> Directions:
Search the material and gather each line with "него" in it.

─── Raw data ───

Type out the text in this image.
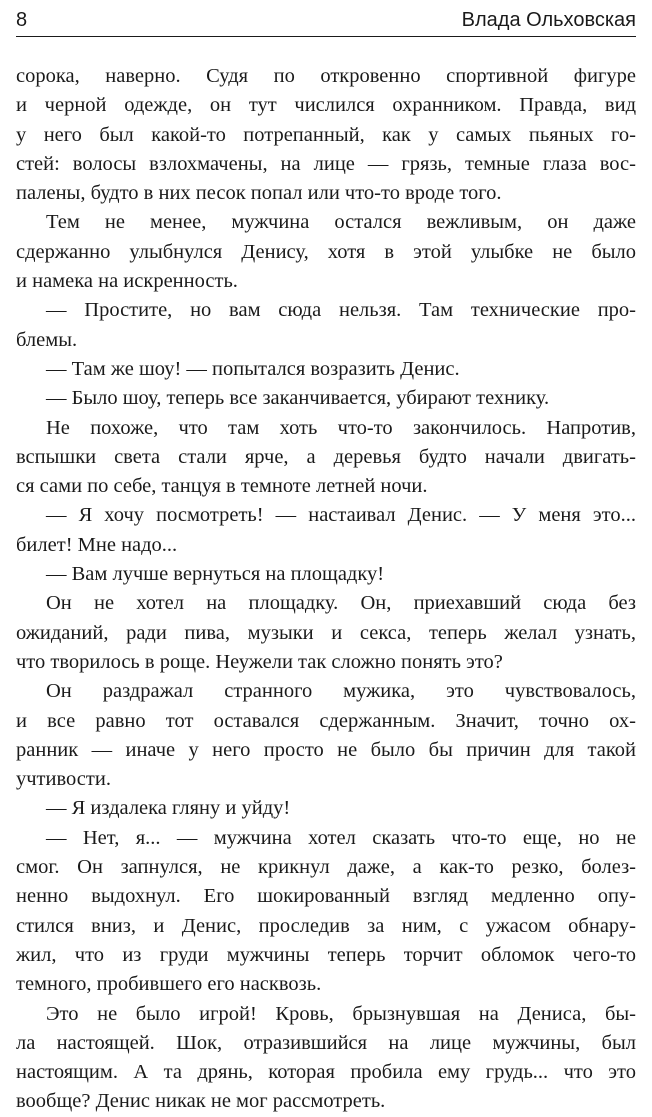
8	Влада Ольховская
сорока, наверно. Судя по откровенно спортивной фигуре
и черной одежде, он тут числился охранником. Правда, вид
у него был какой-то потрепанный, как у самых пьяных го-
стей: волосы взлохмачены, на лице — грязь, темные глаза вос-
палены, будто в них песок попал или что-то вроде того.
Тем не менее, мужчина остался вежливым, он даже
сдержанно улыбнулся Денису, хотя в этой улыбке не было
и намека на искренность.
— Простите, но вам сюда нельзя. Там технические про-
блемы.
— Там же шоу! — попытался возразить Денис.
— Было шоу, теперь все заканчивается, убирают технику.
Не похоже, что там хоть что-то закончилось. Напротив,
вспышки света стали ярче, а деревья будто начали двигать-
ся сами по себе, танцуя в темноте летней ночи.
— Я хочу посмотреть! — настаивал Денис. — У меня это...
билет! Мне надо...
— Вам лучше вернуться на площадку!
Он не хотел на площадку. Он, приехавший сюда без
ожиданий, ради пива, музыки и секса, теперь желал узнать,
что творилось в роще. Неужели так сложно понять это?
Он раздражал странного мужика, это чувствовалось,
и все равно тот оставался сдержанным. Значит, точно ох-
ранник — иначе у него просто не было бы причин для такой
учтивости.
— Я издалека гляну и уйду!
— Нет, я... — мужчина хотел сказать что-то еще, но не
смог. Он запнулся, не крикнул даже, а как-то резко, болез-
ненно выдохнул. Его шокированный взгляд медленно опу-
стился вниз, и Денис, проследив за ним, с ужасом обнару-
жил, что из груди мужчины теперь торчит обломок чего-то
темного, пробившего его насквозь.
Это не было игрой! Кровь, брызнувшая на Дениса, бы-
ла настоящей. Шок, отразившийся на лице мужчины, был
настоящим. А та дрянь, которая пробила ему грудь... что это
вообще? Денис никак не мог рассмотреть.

───

> Answer to this task:
у него был какой-то потрепанный, как у самых пьяных го-
ранник — иначе у него просто не было бы причин для такой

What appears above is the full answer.